*EXERCISE DETAILS:*
Please continue the profile of country singer Carter, picking up after its final sentence.

*PROVIDED PASSAGE:*
* * * * * * *

She recalls a cleaning job at a Nashville video facility where she watched performers arrive for taping as she washed urinals. "I'm looking at these actors and actresses, going, 'I know at least one of them had a crappy job on the way up!' "

Her gamble appeared to have paid off when she was signed by renowned producer Jimmie Bowen of Liberty Records in 1991, but the label went through massive reorganizations and Bowen himself moved on. Carter spent five frustrating years orphaned in the shuffle. Her album was finally released last September by Capitol Nashville. Sales have now hit 3 million.

"The diagram of my life holds true to the story of the tortoise and the hare," Carter says now. "I've seen so many people be so successful ahead of me that I thought I'd never see the finish line. I honestly believe I'm the turtle finally making it across."

Carter's breakout success is no surprise to longtime family friend Willie Nelson, who gave her one of her first breaks, performing at Farm Aid VII in 1994. "I knew if she ever got a shot she'd make it," he says. "There's just nothing not to like about her."

Nelson believes Carter's songwriting skills -- she co-wrote six songs on the album -- are her greatest strength and will give her the credibility and longevity she craves. "Songwriters are the backbone of the music industry. She'll always have a place in music."

And while Carter talks of soon bowing out to start a family with her husband of almost two years, musician Chris DiCroce, and jokes about how easy it would be to trade all her success to be "out there with my Weed Eater" working as a landscaper, she seems to know exactly what place she'd like to occupy in country music. "I just don't want to follow," she says, flashing her winning smile. "I want to lead."

* * * * * * *

*INFORMATION PROVIDED:*
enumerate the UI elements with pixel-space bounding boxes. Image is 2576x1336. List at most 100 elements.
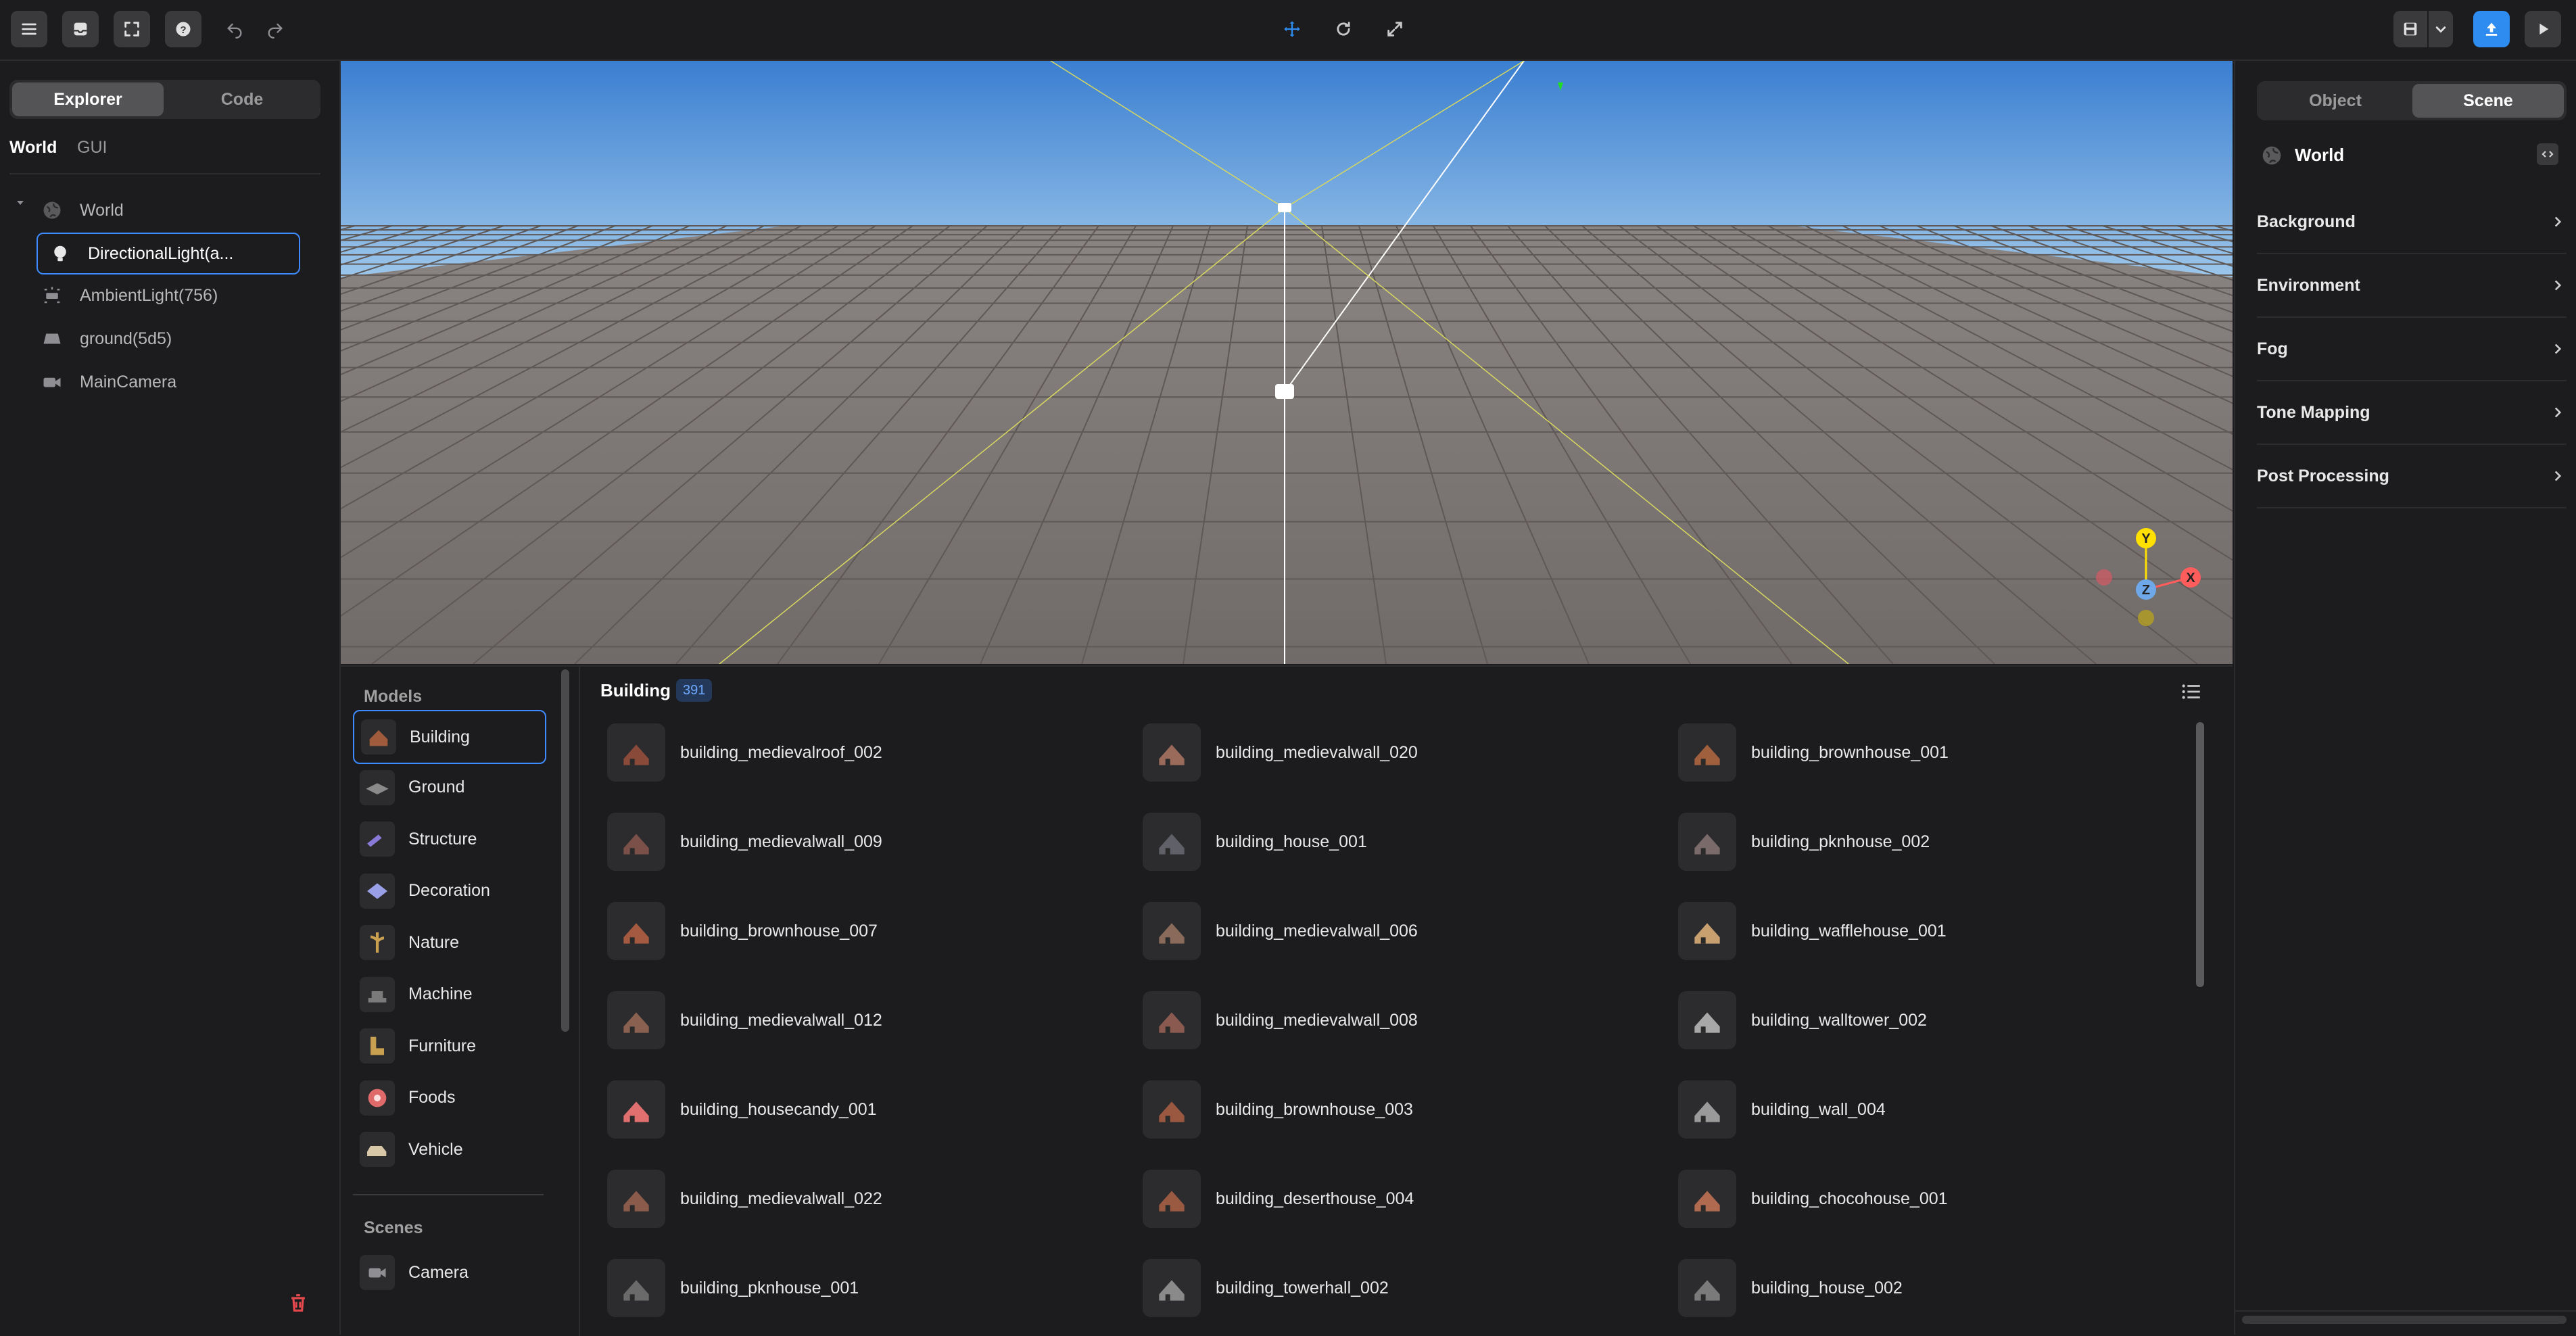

* * * * * * *

*ANSWER TO THIS EXERCISE:*
Jennifer Mendelsohn, based in Washington, D.C., last wrote for USA WEEKEND about the pop group Hanson.


Photo Credit: Ted Wood for USA WEEKEND


The essential country CD collection

Just getting started on a collection? We asked Billboard's Nashville bureau chief, Chet Flippo, for his 10 must-have picks:

Bob Wills -- The Essential Bob Wills and His Texas Playboys. The master of Western swing.

Bill Monroe -- Country Music Hall of Fame. The inventor of bluegrass.

Hank Williams -- 24 of Hank Williams' Greatest Hits. Country meets the dark night of the soul.

Patsy Cline -- Greatest Hits. Elegance meets the honky tonks.

Loretta Lynn -- Honky Tonk Girl: The Loretta Lynn Collection. Country women begin speaking their minds.

Kris Kristofferson -- Me & Bobby McGee. Adult themes finally hit Nashville.

Waylon Jennings -- Honky Tonk Heroes. Stone honky tonk: pills, whiskey and fast living.

Willie Nelson -- Red Headed Stranger. Country goes cosmic.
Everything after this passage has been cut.